§ **EXERCISE REQUIREMENTS**
Make an exact copy of the records, with the images left out.

§ **AVAILABLE DATA**
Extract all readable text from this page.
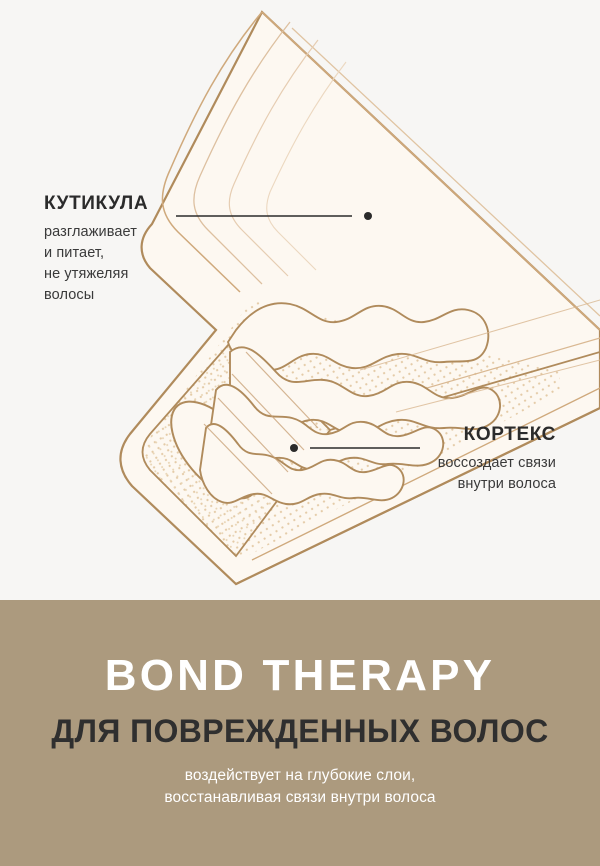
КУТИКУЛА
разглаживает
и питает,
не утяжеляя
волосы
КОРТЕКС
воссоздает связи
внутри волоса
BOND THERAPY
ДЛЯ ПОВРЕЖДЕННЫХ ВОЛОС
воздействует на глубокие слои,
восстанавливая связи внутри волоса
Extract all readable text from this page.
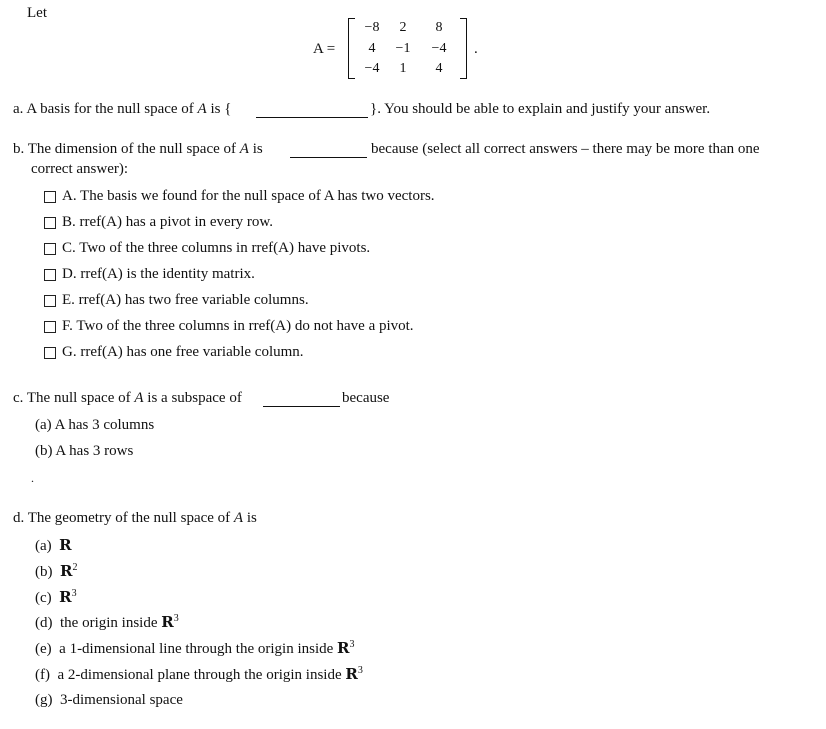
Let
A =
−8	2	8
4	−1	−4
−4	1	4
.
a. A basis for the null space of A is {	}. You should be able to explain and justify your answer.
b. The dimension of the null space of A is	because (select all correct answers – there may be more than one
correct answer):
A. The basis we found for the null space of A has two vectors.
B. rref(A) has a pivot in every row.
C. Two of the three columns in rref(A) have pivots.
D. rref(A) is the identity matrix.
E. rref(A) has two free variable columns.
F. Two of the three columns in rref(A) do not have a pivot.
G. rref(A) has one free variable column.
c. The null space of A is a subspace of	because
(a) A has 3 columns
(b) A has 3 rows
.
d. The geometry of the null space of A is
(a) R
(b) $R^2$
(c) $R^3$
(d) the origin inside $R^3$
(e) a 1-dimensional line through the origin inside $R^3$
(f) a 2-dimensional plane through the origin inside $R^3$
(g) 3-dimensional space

§ **CORRECT ANSWER**
Extract all readable text from this page.
КУТИКУЛА
разглаживает
и питает,
не утяжеляя
волосы
КОРТЕКС
воссоздает связи
внутри волоса
BOND THERAPY
ДЛЯ ПОВРЕЖДЕННЫХ ВОЛОС
воздействует на глубокие слои,
восстанавливая связи внутри волоса
Extract all readable text from this page.
Let
A =
−8	2	8
4	−1	−4
−4	1	4
.
a. A basis for the null space of A is {	}. You should be able to explain and justify your answer.
b. The dimension of the null space of A is	because (select all correct answers – there may be more than one
correct answer):
A. The basis we found for the null space of A has two vectors.
B. rref(A) has a pivot in every row.
C. Two of the three columns in rref(A) have pivots.
D. rref(A) is the identity matrix.
E. rref(A) has two free variable columns.
F. Two of the three columns in rref(A) do not have a pivot.
G. rref(A) has one free variable column.
c. The null space of A is a subspace of	because
(a) A has 3 columns
(b) A has 3 rows
.
d. The geometry of the null space of A is
(a) R
(b) $R^2$
(c) $R^3$
(d) the origin inside $R^3$
(e) a 1-dimensional line through the origin inside $R^3$
(f) a 2-dimensional plane through the origin inside $R^3$
(g) 3-dimensional space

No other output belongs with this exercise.